Task directions: Copy every line that contains the string "another" from the entries below.

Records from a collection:
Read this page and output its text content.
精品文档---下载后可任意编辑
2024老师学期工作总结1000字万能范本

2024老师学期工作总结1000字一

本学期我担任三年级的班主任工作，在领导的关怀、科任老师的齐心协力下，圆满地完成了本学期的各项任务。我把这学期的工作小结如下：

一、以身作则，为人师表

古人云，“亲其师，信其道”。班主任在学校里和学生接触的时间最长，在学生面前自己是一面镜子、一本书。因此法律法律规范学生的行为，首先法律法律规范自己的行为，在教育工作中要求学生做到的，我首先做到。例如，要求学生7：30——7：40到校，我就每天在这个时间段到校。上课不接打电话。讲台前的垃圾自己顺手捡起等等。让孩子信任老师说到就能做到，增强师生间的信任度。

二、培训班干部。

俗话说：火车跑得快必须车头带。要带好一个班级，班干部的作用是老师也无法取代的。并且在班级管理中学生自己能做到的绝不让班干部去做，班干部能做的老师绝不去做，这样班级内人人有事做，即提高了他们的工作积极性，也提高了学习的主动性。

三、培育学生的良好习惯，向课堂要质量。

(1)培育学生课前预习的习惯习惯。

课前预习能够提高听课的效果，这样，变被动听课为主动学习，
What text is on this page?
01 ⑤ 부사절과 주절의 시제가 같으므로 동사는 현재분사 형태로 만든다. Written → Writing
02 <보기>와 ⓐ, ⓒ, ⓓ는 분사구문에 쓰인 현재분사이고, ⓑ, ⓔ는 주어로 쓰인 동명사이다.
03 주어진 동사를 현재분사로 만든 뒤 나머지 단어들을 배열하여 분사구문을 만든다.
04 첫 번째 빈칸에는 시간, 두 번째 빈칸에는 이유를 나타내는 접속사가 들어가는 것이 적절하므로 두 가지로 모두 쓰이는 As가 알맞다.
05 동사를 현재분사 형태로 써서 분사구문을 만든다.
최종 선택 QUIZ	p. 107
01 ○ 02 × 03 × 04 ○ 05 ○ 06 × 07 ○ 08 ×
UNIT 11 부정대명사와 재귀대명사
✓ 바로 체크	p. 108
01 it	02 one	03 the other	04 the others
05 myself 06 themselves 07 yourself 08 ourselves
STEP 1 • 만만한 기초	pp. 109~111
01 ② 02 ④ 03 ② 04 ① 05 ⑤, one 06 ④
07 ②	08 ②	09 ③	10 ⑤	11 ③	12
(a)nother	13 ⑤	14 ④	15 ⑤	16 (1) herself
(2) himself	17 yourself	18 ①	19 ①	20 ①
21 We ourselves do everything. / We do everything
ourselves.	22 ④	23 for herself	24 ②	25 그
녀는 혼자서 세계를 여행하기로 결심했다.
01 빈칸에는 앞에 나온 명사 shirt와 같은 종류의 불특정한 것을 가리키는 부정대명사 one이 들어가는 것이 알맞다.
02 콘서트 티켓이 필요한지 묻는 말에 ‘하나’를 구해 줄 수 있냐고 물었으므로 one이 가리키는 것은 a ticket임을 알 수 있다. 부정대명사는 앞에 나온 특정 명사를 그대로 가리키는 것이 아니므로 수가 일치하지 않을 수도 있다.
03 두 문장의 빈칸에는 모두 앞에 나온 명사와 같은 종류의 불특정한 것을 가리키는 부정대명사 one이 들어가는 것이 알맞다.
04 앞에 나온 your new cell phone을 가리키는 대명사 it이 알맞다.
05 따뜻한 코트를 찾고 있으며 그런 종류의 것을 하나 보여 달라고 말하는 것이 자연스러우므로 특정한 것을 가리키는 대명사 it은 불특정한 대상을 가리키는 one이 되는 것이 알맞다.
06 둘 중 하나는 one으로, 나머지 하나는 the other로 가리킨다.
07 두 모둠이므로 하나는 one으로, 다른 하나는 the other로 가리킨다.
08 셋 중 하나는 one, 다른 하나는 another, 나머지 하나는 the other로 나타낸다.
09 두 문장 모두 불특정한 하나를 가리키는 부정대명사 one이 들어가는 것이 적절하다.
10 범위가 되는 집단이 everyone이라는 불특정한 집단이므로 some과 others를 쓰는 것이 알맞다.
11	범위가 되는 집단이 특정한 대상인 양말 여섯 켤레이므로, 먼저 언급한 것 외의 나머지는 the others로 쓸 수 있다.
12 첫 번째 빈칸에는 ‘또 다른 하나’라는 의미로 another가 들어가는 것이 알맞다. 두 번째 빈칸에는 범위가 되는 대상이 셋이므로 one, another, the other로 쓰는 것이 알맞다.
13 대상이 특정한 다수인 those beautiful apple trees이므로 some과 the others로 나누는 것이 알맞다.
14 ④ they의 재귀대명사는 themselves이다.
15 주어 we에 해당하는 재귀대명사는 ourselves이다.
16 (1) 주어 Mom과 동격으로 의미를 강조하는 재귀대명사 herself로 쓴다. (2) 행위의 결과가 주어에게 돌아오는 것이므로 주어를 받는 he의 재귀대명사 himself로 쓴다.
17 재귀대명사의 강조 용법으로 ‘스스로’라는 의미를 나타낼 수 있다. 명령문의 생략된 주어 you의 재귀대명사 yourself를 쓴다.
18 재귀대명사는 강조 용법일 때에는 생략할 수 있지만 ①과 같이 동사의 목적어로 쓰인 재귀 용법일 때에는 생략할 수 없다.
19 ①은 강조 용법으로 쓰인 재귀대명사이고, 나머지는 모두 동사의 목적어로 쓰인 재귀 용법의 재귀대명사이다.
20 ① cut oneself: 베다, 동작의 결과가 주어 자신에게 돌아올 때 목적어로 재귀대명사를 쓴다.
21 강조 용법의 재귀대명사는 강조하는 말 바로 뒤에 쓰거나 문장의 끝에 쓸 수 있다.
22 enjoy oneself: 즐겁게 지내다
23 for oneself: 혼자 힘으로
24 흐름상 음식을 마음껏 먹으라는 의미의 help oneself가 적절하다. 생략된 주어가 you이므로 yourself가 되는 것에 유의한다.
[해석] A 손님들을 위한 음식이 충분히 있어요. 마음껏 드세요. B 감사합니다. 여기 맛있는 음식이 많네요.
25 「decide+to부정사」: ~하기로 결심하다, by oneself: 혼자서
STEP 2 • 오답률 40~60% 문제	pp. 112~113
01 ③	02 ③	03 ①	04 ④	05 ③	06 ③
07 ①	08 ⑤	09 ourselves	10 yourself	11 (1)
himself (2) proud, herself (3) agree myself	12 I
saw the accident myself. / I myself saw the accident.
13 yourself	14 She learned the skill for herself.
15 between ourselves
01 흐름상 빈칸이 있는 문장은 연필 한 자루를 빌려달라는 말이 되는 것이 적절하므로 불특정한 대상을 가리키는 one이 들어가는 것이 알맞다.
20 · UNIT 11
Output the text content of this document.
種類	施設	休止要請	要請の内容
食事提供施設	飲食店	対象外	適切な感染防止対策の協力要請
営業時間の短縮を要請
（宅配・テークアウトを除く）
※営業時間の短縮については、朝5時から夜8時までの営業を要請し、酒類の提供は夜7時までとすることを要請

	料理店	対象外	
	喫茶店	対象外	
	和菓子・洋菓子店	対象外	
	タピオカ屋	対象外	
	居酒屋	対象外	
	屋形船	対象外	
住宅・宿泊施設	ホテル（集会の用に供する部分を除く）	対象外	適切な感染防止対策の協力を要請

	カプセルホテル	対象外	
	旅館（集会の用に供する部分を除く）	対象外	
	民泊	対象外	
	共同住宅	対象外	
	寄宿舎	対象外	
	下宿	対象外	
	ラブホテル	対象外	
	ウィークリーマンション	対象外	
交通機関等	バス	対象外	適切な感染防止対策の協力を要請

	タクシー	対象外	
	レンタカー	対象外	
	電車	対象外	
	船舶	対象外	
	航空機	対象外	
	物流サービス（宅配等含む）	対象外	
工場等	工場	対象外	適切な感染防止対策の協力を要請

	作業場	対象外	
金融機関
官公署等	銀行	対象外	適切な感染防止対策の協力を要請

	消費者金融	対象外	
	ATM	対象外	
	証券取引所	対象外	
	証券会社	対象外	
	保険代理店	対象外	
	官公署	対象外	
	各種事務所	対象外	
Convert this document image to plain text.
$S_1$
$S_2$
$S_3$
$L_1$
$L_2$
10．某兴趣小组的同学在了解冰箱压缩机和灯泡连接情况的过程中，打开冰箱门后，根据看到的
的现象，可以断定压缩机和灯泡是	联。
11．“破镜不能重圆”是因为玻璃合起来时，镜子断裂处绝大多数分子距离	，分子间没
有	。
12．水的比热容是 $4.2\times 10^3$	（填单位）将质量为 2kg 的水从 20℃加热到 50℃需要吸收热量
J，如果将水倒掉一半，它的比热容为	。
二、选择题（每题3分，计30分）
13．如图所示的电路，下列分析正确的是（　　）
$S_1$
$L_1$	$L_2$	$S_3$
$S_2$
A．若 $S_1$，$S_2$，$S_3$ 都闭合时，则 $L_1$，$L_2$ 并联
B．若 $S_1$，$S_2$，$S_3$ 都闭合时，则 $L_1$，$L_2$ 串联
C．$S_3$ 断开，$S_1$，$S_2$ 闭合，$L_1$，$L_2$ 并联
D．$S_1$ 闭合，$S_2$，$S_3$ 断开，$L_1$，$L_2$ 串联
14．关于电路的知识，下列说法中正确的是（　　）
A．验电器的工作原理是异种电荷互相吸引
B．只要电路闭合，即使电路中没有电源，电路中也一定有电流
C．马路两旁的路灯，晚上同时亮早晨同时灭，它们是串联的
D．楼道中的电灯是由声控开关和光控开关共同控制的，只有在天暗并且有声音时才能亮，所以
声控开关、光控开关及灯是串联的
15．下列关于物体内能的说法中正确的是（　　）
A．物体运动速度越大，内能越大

Completed task:
08 셋 중 하나는 one, 다른 하나는 another, 나머지 하나는 the other로 나타낸다.
12 첫 번째 빈칸에는 ‘또 다른 하나’라는 의미로 another가 들어가는 것이 알맞다. 두 번째 빈칸에는 범위가 되는 대상이 셋이므로 one, another, the other로 쓰는 것이 알맞다.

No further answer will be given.